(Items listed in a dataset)
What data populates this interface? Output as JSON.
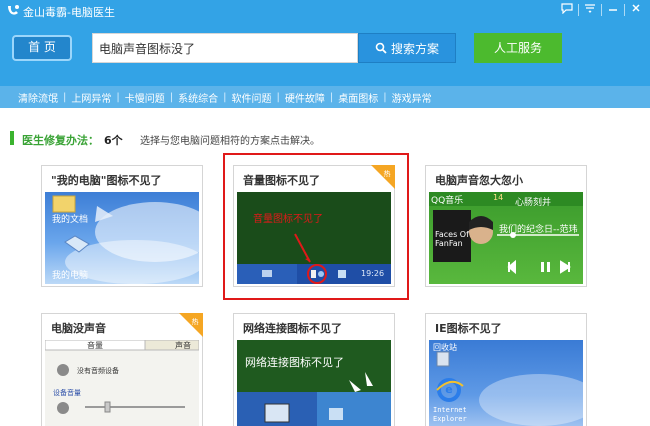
{
  "app": {
    "title": "金山毒霸-电脑医生"
  },
  "toolbar": {
    "home_label": "首 页",
    "search_value": "电脑声音图标没了",
    "search_button": "搜索方案",
    "manual_button": "人工服务"
  },
  "subnav": {
    "items": [
      "清除流氓",
      "上网异常",
      "卡慢问题",
      "系统综合",
      "软件问题",
      "硬件故障",
      "桌面图标",
      "游戏异常"
    ]
  },
  "doctor": {
    "title": "医生修复办法：",
    "count": "6个",
    "hint": "选择与您电脑问题相符的方案点击解决。"
  },
  "cards": [
    {
      "title": "\"我的电脑\"图标不见了",
      "thumb_labels": [
        "我的文档",
        "我的电脑"
      ]
    },
    {
      "title": "音量图标不见了",
      "hot": "热",
      "thumb_labels": [
        "音量图标不见了",
        "19:26"
      ]
    },
    {
      "title": "电脑声音忽大忽小",
      "thumb_labels": [
        "QQ音乐",
        "心肠刻并",
        "Faces Of FanFan",
        "我们的纪念日--范玮",
        "14"
      ]
    },
    {
      "title": "电脑没声音",
      "hot": "热",
      "thumb_labels": [
        "音量",
        "声音",
        "没有音频设备",
        "设备音量"
      ]
    },
    {
      "title": "网络连接图标不见了",
      "thumb_labels": [
        "网络连接图标不见了"
      ]
    },
    {
      "title": "IE图标不见了",
      "thumb_labels": [
        "回收站",
        "Internet Explorer"
      ]
    }
  ],
  "colors": {
    "header": "#33a3e6",
    "subnav": "#5bb3ea",
    "manual_button": "#4cba2e",
    "highlight": "#e01919",
    "doctor_accent": "#3bb32f"
  }
}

**WHAT THE EXERCISE ASKS:**
Every record above should be written out again exactly; the pictures stay out of the copy.

**THE RESULT:**
What data populates this interface? Output as JSON.
{
  "app": {
    "title": "金山毒霸-电脑医生"
  },
  "toolbar": {
    "home_label": "首 页",
    "search_value": "电脑声音图标没了",
    "search_button": "搜索方案",
    "manual_button": "人工服务"
  },
  "subnav": {
    "items": [
      "清除流氓",
      "上网异常",
      "卡慢问题",
      "系统综合",
      "软件问题",
      "硬件故障",
      "桌面图标",
      "游戏异常"
    ]
  },
  "doctor": {
    "title": "医生修复办法：",
    "count": "6个",
    "hint": "选择与您电脑问题相符的方案点击解决。"
  },
  "cards": [
    {
      "title": "\"我的电脑\"图标不见了",
      "thumb_labels": [
        "我的文档",
        "我的电脑"
      ]
    },
    {
      "title": "音量图标不见了",
      "hot": "热",
      "thumb_labels": [
        "音量图标不见了",
        "19:26"
      ]
    },
    {
      "title": "电脑声音忽大忽小",
      "thumb_labels": [
        "QQ音乐",
        "心肠刻并",
        "Faces Of FanFan",
        "我们的纪念日--范玮",
        "14"
      ]
    },
    {
      "title": "电脑没声音",
      "hot": "热",
      "thumb_labels": [
        "音量",
        "声音",
        "没有音频设备",
        "设备音量"
      ]
    },
    {
      "title": "网络连接图标不见了",
      "thumb_labels": [
        "网络连接图标不见了"
      ]
    },
    {
      "title": "IE图标不见了",
      "thumb_labels": [
        "回收站",
        "Internet Explorer"
      ]
    }
  ],
  "colors": {
    "header": "#33a3e6",
    "subnav": "#5bb3ea",
    "manual_button": "#4cba2e",
    "highlight": "#e01919",
    "doctor_accent": "#3bb32f"
  }
}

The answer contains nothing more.